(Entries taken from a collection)
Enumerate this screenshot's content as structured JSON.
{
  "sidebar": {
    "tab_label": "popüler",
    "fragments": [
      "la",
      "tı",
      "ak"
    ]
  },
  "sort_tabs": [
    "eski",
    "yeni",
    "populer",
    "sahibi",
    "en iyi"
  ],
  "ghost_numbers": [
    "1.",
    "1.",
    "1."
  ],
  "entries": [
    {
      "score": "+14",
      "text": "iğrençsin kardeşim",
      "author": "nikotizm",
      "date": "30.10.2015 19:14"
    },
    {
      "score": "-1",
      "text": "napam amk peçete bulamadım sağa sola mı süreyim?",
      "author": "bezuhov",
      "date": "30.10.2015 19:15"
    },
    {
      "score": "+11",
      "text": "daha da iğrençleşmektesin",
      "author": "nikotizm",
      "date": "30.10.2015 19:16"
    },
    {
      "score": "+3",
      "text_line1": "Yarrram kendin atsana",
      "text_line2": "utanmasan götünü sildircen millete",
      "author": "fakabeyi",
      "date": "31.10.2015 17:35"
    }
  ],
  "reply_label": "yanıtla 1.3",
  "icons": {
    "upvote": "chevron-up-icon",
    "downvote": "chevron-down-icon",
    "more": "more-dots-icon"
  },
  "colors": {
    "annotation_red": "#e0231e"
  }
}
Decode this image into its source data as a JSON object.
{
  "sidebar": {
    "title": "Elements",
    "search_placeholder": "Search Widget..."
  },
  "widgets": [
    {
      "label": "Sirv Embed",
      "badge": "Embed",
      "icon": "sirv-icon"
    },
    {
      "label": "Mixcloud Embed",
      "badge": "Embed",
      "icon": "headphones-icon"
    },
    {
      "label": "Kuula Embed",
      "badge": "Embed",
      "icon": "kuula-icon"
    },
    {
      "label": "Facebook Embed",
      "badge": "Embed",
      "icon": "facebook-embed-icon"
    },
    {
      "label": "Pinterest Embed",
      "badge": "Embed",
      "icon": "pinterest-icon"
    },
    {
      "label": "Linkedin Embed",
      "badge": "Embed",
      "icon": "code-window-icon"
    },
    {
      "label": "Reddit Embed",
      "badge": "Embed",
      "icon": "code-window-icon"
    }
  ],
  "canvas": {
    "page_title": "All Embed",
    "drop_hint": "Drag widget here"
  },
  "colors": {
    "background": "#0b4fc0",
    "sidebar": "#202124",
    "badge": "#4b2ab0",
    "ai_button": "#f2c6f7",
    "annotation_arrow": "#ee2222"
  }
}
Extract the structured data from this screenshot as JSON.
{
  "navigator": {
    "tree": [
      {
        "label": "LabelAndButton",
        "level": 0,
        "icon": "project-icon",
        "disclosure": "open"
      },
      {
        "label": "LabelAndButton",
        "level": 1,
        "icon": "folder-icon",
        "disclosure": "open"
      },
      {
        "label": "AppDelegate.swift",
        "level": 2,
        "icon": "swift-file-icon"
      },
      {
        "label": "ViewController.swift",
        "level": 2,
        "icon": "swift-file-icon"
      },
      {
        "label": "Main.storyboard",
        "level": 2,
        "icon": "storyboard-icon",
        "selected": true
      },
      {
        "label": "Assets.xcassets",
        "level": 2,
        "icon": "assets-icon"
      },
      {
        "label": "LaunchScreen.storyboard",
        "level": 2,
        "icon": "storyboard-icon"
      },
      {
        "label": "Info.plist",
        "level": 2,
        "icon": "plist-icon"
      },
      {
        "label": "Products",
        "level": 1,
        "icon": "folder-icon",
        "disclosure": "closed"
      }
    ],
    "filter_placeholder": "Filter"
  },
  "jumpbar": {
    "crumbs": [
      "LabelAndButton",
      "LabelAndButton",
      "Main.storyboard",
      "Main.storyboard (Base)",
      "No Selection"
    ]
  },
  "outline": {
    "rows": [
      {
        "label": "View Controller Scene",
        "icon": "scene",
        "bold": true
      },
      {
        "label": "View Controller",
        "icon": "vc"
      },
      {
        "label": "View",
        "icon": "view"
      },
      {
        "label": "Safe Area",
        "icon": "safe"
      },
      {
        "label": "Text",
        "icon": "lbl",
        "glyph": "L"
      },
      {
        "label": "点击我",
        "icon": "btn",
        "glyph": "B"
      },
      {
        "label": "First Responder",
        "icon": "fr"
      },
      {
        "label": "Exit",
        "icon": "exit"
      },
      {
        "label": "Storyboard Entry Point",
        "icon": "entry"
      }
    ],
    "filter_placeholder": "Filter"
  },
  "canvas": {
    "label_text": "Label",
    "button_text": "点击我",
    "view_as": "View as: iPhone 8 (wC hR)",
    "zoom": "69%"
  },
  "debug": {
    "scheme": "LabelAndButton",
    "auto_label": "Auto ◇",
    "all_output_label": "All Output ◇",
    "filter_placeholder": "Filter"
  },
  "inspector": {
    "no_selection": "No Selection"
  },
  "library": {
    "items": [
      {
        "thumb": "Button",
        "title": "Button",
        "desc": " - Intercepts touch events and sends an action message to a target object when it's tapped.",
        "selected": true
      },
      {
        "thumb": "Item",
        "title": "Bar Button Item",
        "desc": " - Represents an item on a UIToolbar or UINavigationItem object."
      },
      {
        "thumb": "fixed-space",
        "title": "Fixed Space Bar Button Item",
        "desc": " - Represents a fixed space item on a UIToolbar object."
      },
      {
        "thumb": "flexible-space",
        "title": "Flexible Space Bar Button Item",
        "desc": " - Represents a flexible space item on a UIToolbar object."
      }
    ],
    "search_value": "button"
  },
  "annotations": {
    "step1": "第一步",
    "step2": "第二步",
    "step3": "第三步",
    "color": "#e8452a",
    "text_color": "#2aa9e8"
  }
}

◆ What this task involves:
From the records above, please extract every line and repeat it exactly.

◆ In response:
Enumerate this screenshot's content as structured JSON.
{
  "sidebar": {
    "tab_label": "popüler",
    "fragments": [
      "la",
      "tı",
      "ak"
    ]
  },
  "sort_tabs": [
    "eski",
    "yeni",
    "populer",
    "sahibi",
    "en iyi"
  ],
  "ghost_numbers": [
    "1.",
    "1.",
    "1."
  ],
  "entries": [
    {
      "score": "+14",
      "text": "iğrençsin kardeşim",
      "author": "nikotizm",
      "date": "30.10.2015 19:14"
    },
    {
      "score": "-1",
      "text": "napam amk peçete bulamadım sağa sola mı süreyim?",
      "author": "bezuhov",
      "date": "30.10.2015 19:15"
    },
    {
      "score": "+11",
      "text": "daha da iğrençleşmektesin",
      "author": "nikotizm",
      "date": "30.10.2015 19:16"
    },
    {
      "score": "+3",
      "text_line1": "Yarrram kendin atsana",
      "text_line2": "utanmasan götünü sildircen millete",
      "author": "fakabeyi",
      "date": "31.10.2015 17:35"
    }
  ],
  "reply_label": "yanıtla 1.3",
  "icons": {
    "upvote": "chevron-up-icon",
    "downvote": "chevron-down-icon",
    "more": "more-dots-icon"
  },
  "colors": {
    "annotation_red": "#e0231e"
  }
}
Decode this image into its source data as a JSON object.
{
  "sidebar": {
    "title": "Elements",
    "search_placeholder": "Search Widget..."
  },
  "widgets": [
    {
      "label": "Sirv Embed",
      "badge": "Embed",
      "icon": "sirv-icon"
    },
    {
      "label": "Mixcloud Embed",
      "badge": "Embed",
      "icon": "headphones-icon"
    },
    {
      "label": "Kuula Embed",
      "badge": "Embed",
      "icon": "kuula-icon"
    },
    {
      "label": "Facebook Embed",
      "badge": "Embed",
      "icon": "facebook-embed-icon"
    },
    {
      "label": "Pinterest Embed",
      "badge": "Embed",
      "icon": "pinterest-icon"
    },
    {
      "label": "Linkedin Embed",
      "badge": "Embed",
      "icon": "code-window-icon"
    },
    {
      "label": "Reddit Embed",
      "badge": "Embed",
      "icon": "code-window-icon"
    }
  ],
  "canvas": {
    "page_title": "All Embed",
    "drop_hint": "Drag widget here"
  },
  "colors": {
    "background": "#0b4fc0",
    "sidebar": "#202124",
    "badge": "#4b2ab0",
    "ai_button": "#f2c6f7",
    "annotation_arrow": "#ee2222"
  }
}
Extract the structured data from this screenshot as JSON.
{
  "navigator": {
    "tree": [
      {
        "label": "LabelAndButton",
        "level": 0,
        "icon": "project-icon",
        "disclosure": "open"
      },
      {
        "label": "LabelAndButton",
        "level": 1,
        "icon": "folder-icon",
        "disclosure": "open"
      },
      {
        "label": "AppDelegate.swift",
        "level": 2,
        "icon": "swift-file-icon"
      },
      {
        "label": "ViewController.swift",
        "level": 2,
        "icon": "swift-file-icon"
      },
      {
        "label": "Main.storyboard",
        "level": 2,
        "icon": "storyboard-icon",
        "selected": true
      },
      {
        "label": "Assets.xcassets",
        "level": 2,
        "icon": "assets-icon"
      },
      {
        "label": "LaunchScreen.storyboard",
        "level": 2,
        "icon": "storyboard-icon"
      },
      {
        "label": "Info.plist",
        "level": 2,
        "icon": "plist-icon"
      },
      {
        "label": "Products",
        "level": 1,
        "icon": "folder-icon",
        "disclosure": "closed"
      }
    ],
    "filter_placeholder": "Filter"
  },
  "jumpbar": {
    "crumbs": [
      "LabelAndButton",
      "LabelAndButton",
      "Main.storyboard",
      "Main.storyboard (Base)",
      "No Selection"
    ]
  },
  "outline": {
    "rows": [
      {
        "label": "View Controller Scene",
        "icon": "scene",
        "bold": true
      },
      {
        "label": "View Controller",
        "icon": "vc"
      },
      {
        "label": "View",
        "icon": "view"
      },
      {
        "label": "Safe Area",
        "icon": "safe"
      },
      {
        "label": "Text",
        "icon": "lbl",
        "glyph": "L"
      },
      {
        "label": "点击我",
        "icon": "btn",
        "glyph": "B"
      },
      {
        "label": "First Responder",
        "icon": "fr"
      },
      {
        "label": "Exit",
        "icon": "exit"
      },
      {
        "label": "Storyboard Entry Point",
        "icon": "entry"
      }
    ],
    "filter_placeholder": "Filter"
  },
  "canvas": {
    "label_text": "Label",
    "button_text": "点击我",
    "view_as": "View as: iPhone 8 (wC hR)",
    "zoom": "69%"
  },
  "debug": {
    "scheme": "LabelAndButton",
    "auto_label": "Auto ◇",
    "all_output_label": "All Output ◇",
    "filter_placeholder": "Filter"
  },
  "inspector": {
    "no_selection": "No Selection"
  },
  "library": {
    "items": [
      {
        "thumb": "Button",
        "title": "Button",
        "desc": " - Intercepts touch events and sends an action message to a target object when it's tapped.",
        "selected": true
      },
      {
        "thumb": "Item",
        "title": "Bar Button Item",
        "desc": " - Represents an item on a UIToolbar or UINavigationItem object."
      },
      {
        "thumb": "fixed-space",
        "title": "Fixed Space Bar Button Item",
        "desc": " - Represents a fixed space item on a UIToolbar object."
      },
      {
        "thumb": "flexible-space",
        "title": "Flexible Space Bar Button Item",
        "desc": " - Represents a flexible space item on a UIToolbar object."
      }
    ],
    "search_value": "button"
  },
  "annotations": {
    "step1": "第一步",
    "step2": "第二步",
    "step3": "第三步",
    "color": "#e8452a",
    "text_color": "#2aa9e8"
  }
}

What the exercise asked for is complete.